## BEGIN

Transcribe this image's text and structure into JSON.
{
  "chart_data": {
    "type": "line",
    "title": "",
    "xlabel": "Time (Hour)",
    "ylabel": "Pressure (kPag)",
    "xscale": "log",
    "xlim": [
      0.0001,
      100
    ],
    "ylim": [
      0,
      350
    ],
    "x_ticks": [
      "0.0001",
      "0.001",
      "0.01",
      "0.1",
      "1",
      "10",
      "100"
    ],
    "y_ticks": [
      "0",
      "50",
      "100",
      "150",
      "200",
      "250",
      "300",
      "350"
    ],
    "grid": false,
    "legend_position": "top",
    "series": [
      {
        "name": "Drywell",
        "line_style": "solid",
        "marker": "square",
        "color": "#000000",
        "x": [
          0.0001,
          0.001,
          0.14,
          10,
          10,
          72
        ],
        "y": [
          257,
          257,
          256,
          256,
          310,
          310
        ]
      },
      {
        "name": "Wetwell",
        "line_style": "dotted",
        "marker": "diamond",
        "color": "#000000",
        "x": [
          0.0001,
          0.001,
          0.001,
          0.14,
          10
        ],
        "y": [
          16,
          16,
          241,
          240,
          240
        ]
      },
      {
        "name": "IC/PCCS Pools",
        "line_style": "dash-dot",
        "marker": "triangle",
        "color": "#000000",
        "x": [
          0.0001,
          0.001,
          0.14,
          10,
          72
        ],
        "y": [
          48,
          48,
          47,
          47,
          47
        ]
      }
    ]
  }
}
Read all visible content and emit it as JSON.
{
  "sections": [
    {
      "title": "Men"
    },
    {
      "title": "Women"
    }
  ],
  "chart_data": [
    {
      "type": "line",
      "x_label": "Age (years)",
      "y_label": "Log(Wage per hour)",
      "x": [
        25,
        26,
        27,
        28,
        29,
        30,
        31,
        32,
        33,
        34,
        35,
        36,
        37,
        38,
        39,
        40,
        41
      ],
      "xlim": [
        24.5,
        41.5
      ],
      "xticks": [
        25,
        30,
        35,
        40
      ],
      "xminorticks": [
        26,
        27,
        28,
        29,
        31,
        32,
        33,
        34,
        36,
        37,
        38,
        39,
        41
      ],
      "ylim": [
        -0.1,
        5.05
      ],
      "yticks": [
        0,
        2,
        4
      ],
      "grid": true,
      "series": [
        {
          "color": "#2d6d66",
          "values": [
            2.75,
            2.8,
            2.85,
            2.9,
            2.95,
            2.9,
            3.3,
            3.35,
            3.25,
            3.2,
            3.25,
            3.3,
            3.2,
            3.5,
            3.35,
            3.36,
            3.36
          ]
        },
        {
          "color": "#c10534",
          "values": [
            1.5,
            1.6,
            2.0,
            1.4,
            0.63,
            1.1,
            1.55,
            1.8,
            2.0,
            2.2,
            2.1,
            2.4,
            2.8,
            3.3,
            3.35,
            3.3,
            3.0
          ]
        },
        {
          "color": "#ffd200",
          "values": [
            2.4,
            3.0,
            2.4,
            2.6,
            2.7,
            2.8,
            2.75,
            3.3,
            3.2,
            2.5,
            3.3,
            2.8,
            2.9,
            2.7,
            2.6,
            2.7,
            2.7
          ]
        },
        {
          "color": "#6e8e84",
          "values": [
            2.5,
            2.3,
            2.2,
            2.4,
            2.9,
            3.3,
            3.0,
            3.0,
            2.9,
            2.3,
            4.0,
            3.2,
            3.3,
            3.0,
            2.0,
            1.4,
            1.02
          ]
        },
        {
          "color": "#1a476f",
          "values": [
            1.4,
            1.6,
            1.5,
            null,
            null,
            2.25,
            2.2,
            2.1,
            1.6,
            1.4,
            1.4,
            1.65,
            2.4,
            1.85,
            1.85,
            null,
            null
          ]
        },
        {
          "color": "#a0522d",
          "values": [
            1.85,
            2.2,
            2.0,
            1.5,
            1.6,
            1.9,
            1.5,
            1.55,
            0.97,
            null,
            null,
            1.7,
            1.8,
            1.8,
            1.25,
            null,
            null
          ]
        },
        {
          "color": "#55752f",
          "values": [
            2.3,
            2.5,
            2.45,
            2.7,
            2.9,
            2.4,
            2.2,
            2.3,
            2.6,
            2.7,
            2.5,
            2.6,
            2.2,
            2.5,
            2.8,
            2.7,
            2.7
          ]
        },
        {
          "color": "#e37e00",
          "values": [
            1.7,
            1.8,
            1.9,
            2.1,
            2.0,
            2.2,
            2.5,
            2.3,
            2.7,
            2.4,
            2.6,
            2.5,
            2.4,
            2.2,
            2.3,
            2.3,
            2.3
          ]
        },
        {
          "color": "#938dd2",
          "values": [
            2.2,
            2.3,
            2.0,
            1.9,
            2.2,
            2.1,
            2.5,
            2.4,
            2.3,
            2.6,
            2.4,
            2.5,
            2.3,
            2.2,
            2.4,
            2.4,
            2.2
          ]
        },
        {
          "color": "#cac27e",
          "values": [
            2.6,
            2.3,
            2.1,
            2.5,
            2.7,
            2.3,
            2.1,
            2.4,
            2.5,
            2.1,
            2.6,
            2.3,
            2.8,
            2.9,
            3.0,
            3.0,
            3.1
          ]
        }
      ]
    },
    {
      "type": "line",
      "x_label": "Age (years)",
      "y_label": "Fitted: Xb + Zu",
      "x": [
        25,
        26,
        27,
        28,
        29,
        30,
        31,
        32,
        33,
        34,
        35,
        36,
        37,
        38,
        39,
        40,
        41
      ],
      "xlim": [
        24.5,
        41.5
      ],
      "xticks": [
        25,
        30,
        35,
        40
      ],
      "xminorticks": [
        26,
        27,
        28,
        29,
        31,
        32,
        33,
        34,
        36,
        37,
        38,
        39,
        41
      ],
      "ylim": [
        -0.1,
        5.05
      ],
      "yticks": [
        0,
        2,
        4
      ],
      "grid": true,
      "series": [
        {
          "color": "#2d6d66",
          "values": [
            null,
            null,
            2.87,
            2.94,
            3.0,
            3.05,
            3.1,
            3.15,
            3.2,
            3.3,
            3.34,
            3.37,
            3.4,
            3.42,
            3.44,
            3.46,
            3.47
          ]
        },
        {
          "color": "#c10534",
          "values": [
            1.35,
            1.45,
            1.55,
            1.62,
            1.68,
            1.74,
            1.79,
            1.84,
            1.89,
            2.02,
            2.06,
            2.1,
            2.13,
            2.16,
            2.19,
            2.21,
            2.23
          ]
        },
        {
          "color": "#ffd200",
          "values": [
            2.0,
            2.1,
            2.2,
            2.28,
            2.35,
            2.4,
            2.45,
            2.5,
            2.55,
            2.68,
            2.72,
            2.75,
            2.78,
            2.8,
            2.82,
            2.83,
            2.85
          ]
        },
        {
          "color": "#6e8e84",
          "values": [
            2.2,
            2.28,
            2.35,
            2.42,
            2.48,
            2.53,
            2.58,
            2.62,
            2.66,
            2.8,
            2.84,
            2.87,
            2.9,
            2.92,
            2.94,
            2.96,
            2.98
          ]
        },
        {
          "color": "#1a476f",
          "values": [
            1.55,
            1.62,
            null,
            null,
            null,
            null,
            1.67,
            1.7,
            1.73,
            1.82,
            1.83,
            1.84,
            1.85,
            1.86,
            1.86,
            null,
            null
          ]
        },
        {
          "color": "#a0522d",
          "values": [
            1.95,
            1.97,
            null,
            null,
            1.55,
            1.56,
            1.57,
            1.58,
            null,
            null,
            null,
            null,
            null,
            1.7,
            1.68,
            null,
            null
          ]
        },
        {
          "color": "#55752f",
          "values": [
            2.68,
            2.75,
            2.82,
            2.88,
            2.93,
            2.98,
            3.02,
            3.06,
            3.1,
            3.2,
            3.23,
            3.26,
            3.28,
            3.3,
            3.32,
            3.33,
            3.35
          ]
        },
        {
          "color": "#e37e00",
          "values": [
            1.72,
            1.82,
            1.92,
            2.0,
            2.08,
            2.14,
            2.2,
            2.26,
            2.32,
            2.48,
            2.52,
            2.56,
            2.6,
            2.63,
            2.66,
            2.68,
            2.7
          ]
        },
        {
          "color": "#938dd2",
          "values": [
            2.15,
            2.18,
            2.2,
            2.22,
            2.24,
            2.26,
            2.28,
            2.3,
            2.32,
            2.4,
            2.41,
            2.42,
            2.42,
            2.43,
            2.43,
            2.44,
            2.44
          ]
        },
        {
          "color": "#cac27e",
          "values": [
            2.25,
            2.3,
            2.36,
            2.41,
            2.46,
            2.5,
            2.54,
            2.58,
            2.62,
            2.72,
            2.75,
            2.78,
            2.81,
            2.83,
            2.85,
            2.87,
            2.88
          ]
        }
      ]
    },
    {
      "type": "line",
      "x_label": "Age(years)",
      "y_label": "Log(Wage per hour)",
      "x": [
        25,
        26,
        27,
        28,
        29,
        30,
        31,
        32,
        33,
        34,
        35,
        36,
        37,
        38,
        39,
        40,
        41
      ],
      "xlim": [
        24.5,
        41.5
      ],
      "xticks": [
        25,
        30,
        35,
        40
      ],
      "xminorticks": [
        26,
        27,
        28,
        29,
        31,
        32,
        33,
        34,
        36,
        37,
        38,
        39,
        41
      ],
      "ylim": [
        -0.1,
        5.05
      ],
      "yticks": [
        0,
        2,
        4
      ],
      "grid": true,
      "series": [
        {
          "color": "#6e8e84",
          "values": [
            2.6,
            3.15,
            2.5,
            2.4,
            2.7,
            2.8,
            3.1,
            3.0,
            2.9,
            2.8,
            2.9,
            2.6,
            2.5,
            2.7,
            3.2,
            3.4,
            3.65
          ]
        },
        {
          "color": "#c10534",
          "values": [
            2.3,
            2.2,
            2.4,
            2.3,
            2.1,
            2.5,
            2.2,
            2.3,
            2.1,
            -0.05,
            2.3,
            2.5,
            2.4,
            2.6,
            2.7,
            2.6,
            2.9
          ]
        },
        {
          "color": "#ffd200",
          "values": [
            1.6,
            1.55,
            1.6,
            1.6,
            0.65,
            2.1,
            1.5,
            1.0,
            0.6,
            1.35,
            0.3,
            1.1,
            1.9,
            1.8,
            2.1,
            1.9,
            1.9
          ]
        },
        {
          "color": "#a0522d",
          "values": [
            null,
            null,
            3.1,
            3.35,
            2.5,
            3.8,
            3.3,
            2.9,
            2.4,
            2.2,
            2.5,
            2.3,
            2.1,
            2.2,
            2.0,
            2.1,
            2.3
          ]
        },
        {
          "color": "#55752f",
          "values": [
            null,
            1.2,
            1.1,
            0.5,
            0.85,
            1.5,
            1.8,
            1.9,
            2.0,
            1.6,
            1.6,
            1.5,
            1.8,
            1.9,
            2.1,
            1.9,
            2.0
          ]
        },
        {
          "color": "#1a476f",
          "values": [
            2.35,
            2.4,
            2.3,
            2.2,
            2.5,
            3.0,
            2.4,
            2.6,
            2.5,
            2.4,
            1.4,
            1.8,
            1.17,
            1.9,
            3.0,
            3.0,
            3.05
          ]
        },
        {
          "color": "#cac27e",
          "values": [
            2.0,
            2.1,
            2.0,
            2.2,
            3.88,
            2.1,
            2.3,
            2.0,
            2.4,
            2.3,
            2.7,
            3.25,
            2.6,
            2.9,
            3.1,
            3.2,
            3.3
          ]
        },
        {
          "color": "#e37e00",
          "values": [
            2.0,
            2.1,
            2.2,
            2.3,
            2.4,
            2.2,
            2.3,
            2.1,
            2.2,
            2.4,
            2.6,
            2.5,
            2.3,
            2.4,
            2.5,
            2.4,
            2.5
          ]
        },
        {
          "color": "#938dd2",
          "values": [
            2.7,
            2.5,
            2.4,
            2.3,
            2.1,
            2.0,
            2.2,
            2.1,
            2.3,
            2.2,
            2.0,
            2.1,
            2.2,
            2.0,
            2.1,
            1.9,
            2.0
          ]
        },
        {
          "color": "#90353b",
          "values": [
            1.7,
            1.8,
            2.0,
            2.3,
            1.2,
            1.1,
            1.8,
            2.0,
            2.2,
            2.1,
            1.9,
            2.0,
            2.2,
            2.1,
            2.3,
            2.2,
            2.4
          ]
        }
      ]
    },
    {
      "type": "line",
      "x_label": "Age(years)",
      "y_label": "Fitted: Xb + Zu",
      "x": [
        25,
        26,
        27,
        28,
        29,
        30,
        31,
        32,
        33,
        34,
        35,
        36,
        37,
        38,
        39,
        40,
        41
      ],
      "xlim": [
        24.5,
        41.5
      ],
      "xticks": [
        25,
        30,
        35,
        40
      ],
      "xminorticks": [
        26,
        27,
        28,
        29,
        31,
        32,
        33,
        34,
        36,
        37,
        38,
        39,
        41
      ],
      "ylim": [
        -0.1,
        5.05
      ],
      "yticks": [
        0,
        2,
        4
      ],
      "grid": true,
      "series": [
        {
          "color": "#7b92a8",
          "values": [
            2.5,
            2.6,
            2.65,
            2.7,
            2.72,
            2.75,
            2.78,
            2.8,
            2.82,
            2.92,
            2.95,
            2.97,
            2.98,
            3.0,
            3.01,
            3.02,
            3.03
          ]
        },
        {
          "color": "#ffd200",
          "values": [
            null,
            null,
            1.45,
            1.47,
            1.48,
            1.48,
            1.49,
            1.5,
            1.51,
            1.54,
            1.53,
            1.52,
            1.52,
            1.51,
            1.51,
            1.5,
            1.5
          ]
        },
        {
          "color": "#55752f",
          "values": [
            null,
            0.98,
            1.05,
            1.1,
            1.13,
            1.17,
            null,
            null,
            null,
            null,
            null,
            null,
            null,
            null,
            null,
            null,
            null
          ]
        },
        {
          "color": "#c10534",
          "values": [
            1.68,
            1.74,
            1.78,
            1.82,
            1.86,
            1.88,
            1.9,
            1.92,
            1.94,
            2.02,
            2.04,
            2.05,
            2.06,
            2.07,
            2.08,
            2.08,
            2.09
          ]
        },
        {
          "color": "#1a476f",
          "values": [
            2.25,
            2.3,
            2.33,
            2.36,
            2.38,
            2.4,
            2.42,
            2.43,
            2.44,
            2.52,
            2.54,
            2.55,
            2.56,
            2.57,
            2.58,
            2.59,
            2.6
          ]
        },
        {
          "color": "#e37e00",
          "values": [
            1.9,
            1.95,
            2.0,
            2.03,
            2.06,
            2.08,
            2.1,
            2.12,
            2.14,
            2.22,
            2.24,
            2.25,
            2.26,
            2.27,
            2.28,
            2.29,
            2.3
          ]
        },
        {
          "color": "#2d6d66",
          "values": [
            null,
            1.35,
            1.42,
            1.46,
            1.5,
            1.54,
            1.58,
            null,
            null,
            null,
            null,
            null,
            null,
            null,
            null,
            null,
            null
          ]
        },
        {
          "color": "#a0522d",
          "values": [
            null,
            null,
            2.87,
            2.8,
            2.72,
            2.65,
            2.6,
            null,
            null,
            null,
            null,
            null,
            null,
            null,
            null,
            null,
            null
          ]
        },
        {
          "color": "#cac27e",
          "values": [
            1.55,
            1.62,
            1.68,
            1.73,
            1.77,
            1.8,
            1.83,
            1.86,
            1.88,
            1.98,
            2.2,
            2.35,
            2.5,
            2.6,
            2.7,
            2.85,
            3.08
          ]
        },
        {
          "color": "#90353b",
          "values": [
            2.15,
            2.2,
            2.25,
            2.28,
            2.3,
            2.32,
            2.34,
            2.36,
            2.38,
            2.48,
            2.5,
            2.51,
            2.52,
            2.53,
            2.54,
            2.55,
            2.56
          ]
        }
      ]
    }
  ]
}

## END

- GIVEN REQUEST: From the listing above, copy out each line where the word "name" appears.

- TASK SOLUTION:
        "name": "Drywell",
        "name": "Wetwell",
        "name": "IC/PCCS Pools",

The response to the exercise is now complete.